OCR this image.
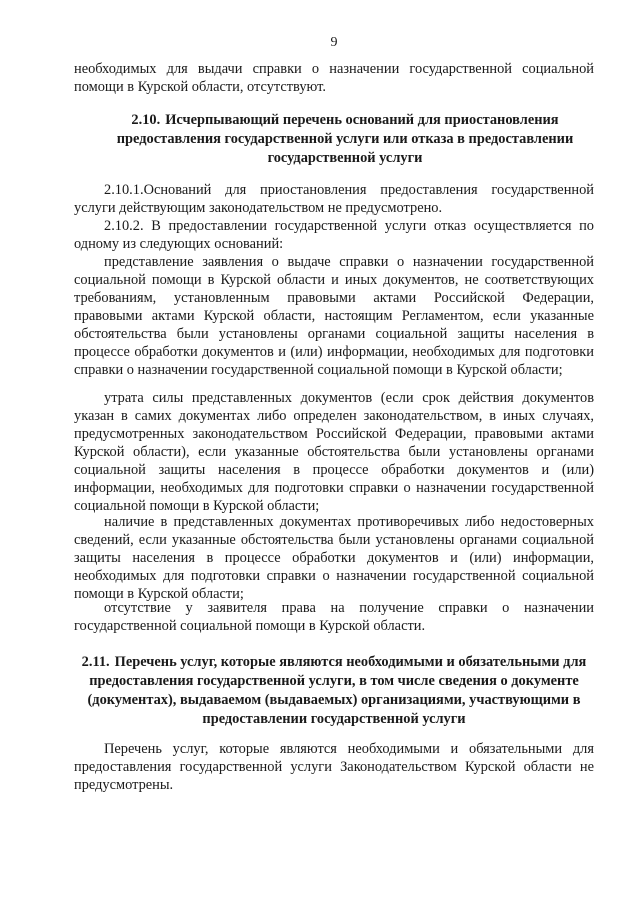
9

необходимых для выдачи справки о назначении государственной социальной помощи в Курской области, отсутствуют.

2.10. Исчерпывающий перечень оснований для приостановления предоставления государственной услуги или отказа в предоставлении государственной услуги

2.10.1.Оснований для приостановления предоставления государственной услуги действующим законодательством не предусмотрено.

2.10.2. В предоставлении государственной услуги отказ осуществляется по одному из следующих оснований:

представление заявления о выдаче справки о назначении государственной социальной помощи в Курской области и иных документов, не соответствующих требованиям, установленным правовыми актами Российской Федерации, правовыми актами Курской области, настоящим Регламентом, если указанные обстоятельства были установлены органами социальной защиты населения в процессе обработки документов и (или) информации, необходимых для подготовки справки о назначении государственной социальной помощи в Курской области;

утрата силы представленных документов (если срок действия документов указан в самих документах либо определен законодательством, в иных случаях, предусмотренных законодательством Российской Федерации, правовыми актами Курской области), если указанные обстоятельства были установлены органами социальной защиты населения в процессе обработки документов и (или) информации, необходимых для подготовки справки о назначении государственной социальной помощи в Курской области;

наличие в представленных документах противоречивых либо недостоверных сведений, если указанные обстоятельства были установлены органами социальной защиты населения в процессе обработки документов и (или) информации, необходимых для подготовки справки о назначении государственной социальной помощи в Курской области;

отсутствие у заявителя права на получение справки о назначении государственной социальной помощи в Курской области.

2.11. Перечень услуг, которые являются необходимыми и обязательными для предоставления государственной услуги, в том числе сведения о документе (документах), выдаваемом (выдаваемых) организациями, участвующими в предоставлении государственной услуги

Перечень услуг, которые являются необходимыми и обязательными для предоставления государственной услуги Законодательством Курской области не предусмотрены.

▶ _What you are asked to do_:
Look through the entries and return every line where "процессе" appears.

▶ _Task answer_:
представление заявления о выдаче справки о назначении государственной социальной помощи в Курской области и иных документов, не соответствующих требованиям, установленным правовыми актами Российской Федерации, правовыми актами Курской области, настоящим Регламентом, если указанные обстоятельства были установлены органами социальной защиты населения в процессе обработки документов и (или) информации, необходимых для подготовки справки о назначении государственной социальной помощи в Курской области;
утрата силы представленных документов (если срок действия документов указан в самих документах либо определен законодательством, в иных случаях, предусмотренных законодательством Российской Федерации, правовыми актами Курской области), если указанные обстоятельства были установлены органами социальной защиты населения в процессе обработки документов и (или) информации, необходимых для подготовки справки о назначении государственной социальной помощи в Курской области;
наличие в представленных документах противоречивых либо недостоверных сведений, если указанные обстоятельства были установлены органами социальной защиты населения в процессе обработки документов и (или) информации, необходимых для подготовки справки о назначении государственной социальной помощи в Курской области;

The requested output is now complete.